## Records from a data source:
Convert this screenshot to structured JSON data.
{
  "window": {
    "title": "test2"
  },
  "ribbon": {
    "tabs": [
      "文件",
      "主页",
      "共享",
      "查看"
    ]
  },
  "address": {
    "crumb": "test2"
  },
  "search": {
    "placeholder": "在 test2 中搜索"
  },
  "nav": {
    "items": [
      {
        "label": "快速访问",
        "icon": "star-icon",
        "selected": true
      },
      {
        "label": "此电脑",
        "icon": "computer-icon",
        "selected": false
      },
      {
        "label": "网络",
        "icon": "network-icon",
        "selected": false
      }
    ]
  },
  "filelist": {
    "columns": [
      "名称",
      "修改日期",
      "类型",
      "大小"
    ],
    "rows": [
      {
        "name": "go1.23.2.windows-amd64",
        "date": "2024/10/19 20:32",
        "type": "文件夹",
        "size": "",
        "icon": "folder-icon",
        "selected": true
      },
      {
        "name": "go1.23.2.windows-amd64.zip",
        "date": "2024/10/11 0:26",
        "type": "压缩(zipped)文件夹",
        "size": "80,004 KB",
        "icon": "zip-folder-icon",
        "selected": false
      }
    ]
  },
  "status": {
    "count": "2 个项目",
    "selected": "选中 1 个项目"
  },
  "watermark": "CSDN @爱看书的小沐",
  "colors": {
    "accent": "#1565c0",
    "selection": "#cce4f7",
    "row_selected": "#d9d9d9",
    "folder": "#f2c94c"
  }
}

## What is needed:
Scan the entries above for the word "date" and collect each line holding it.

## Response to the exercise:
        "date": "2024/10/19 20:32",
        "date": "2024/10/11 0:26",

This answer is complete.